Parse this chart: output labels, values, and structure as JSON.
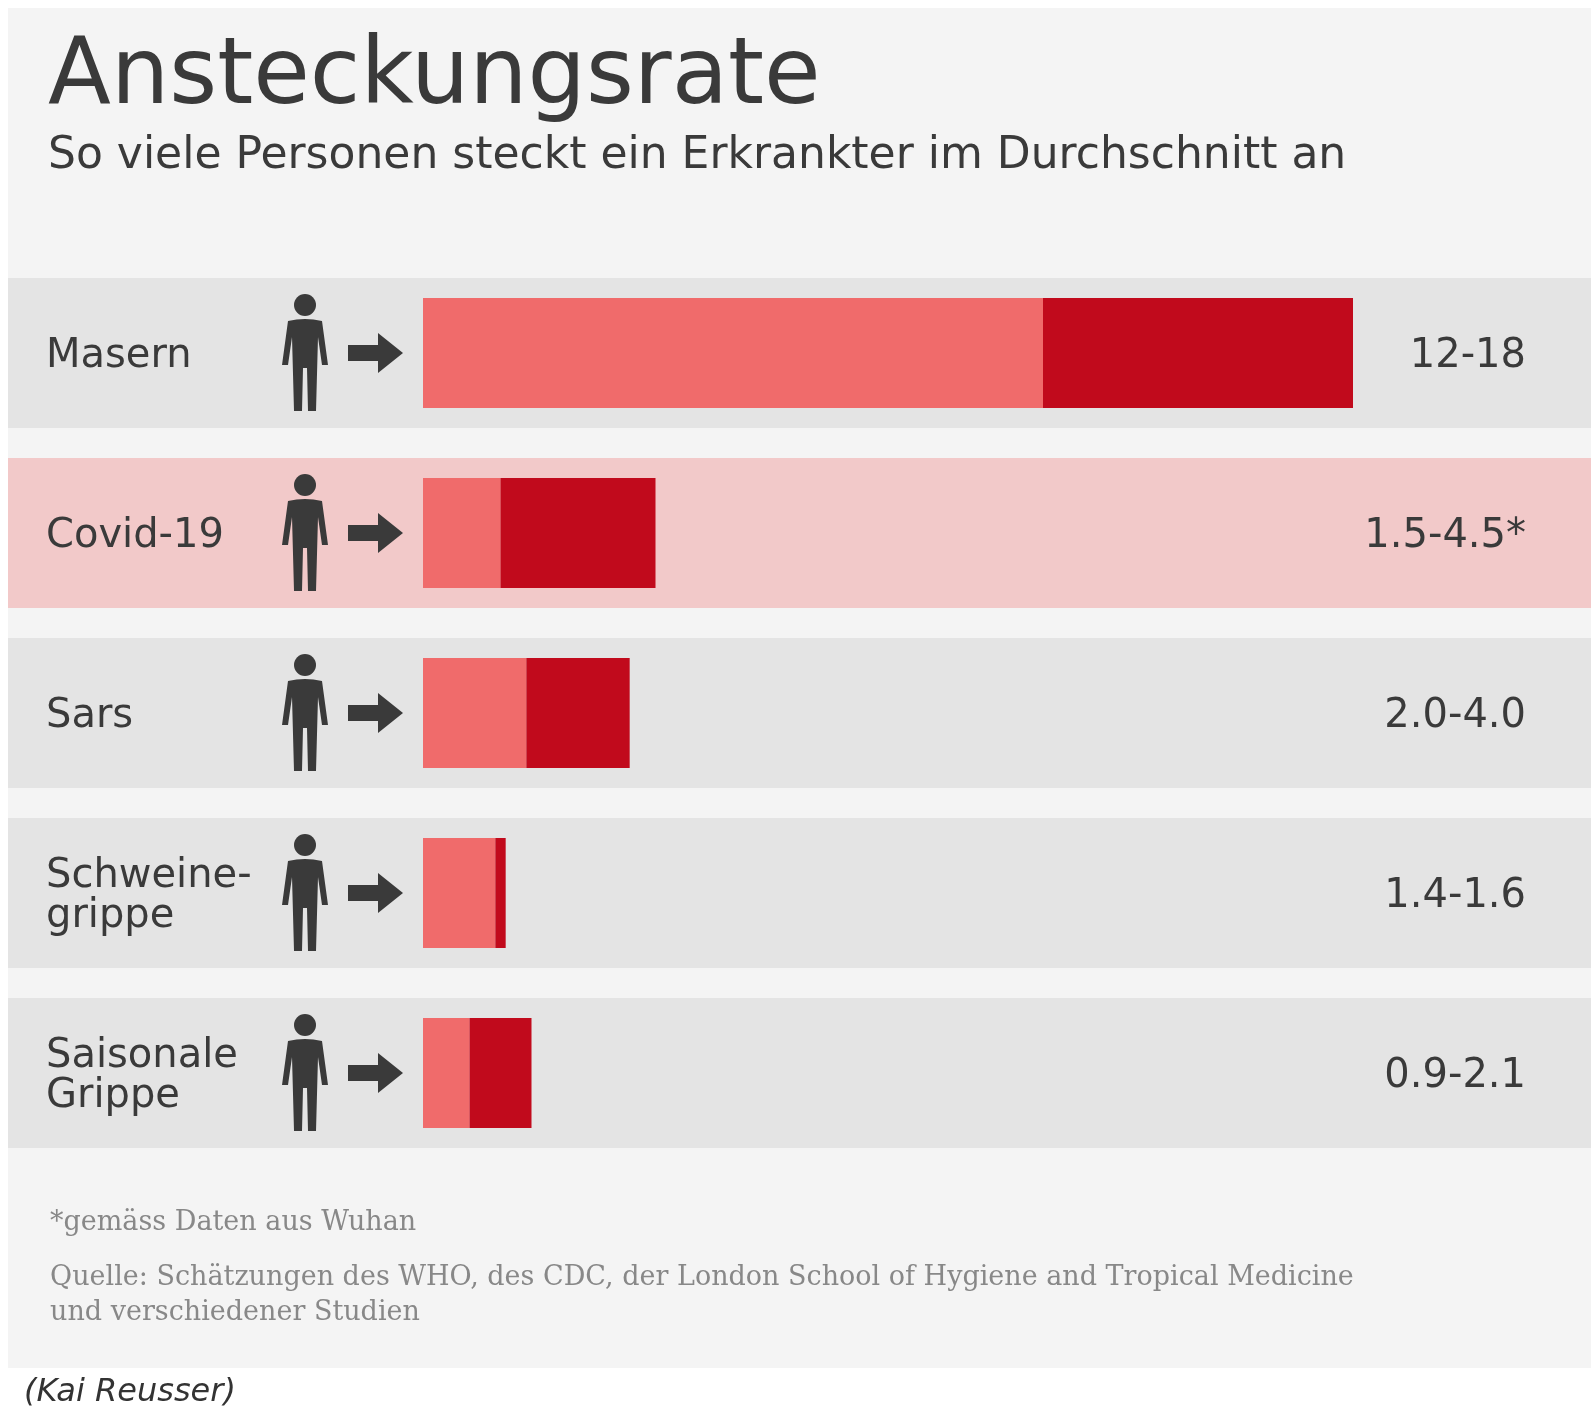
{
  "chart_data": {
    "type": "bar",
    "orientation": "horizontal",
    "stacked": true,
    "title": "Ansteckungsrate",
    "subtitle": "So viele Personen steckt ein Erkrankter im Durchschnitt an",
    "categories": [
      "Masern",
      "Covid-19",
      "Sars",
      "Schweine-\ngrippe",
      "Saisonale\nGrippe"
    ],
    "series": [
      {
        "color": "#f06b6b",
        "values": [
          12,
          1.5,
          2.0,
          1.4,
          0.9
        ]
      },
      {
        "color": "#c10a1c",
        "values": [
          6,
          3.0,
          2.0,
          0.2,
          1.2
        ],
        "value_labels": [
          "12-18",
          "1.5-4.5*",
          "2.0-4.0",
          "1.4-1.6",
          "0.9-2.1"
        ]
      }
    ],
    "bands": [
      {
        "axis": "y",
        "from": "Masern",
        "to": "Masern",
        "color": "#e4e4e4"
      },
      {
        "axis": "y",
        "from": "Covid-19",
        "to": "Covid-19",
        "color": "#f2c9c9"
      },
      {
        "axis": "y",
        "from": "Sars",
        "to": "Sars",
        "color": "#e4e4e4"
      },
      {
        "axis": "y",
        "from": "Schweine-\ngrippe",
        "to": "Schweine-\ngrippe",
        "color": "#e4e4e4"
      },
      {
        "axis": "y",
        "from": "Saisonale\nGrippe",
        "to": "Saisonale\nGrippe",
        "color": "#e4e4e4"
      }
    ],
    "annotations": [
      "*gemäss Daten aus Wuhan",
      "Quelle: Schätzungen des WHO, des CDC, der London School of Hygiene and Tropical Medicine\nund verschiedener Studien",
      "(Kai Reusser)"
    ]
  }
}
-*-
### Exercise instructions
The pictures should not appear in the copy; every other part of the records above must be returned exactly.

### Complete response
Parse this chart: output labels, values, and structure as JSON.
{
  "chart_data": {
    "type": "bar",
    "orientation": "horizontal",
    "stacked": true,
    "title": "Ansteckungsrate",
    "subtitle": "So viele Personen steckt ein Erkrankter im Durchschnitt an",
    "categories": [
      "Masern",
      "Covid-19",
      "Sars",
      "Schweine-\ngrippe",
      "Saisonale\nGrippe"
    ],
    "series": [
      {
        "color": "#f06b6b",
        "values": [
          12,
          1.5,
          2.0,
          1.4,
          0.9
        ]
      },
      {
        "color": "#c10a1c",
        "values": [
          6,
          3.0,
          2.0,
          0.2,
          1.2
        ],
        "value_labels": [
          "12-18",
          "1.5-4.5*",
          "2.0-4.0",
          "1.4-1.6",
          "0.9-2.1"
        ]
      }
    ],
    "bands": [
      {
        "axis": "y",
        "from": "Masern",
        "to": "Masern",
        "color": "#e4e4e4"
      },
      {
        "axis": "y",
        "from": "Covid-19",
        "to": "Covid-19",
        "color": "#f2c9c9"
      },
      {
        "axis": "y",
        "from": "Sars",
        "to": "Sars",
        "color": "#e4e4e4"
      },
      {
        "axis": "y",
        "from": "Schweine-\ngrippe",
        "to": "Schweine-\ngrippe",
        "color": "#e4e4e4"
      },
      {
        "axis": "y",
        "from": "Saisonale\nGrippe",
        "to": "Saisonale\nGrippe",
        "color": "#e4e4e4"
      }
    ],
    "annotations": [
      "*gemäss Daten aus Wuhan",
      "Quelle: Schätzungen des WHO, des CDC, der London School of Hygiene and Tropical Medicine\nund verschiedener Studien",
      "(Kai Reusser)"
    ]
  }
}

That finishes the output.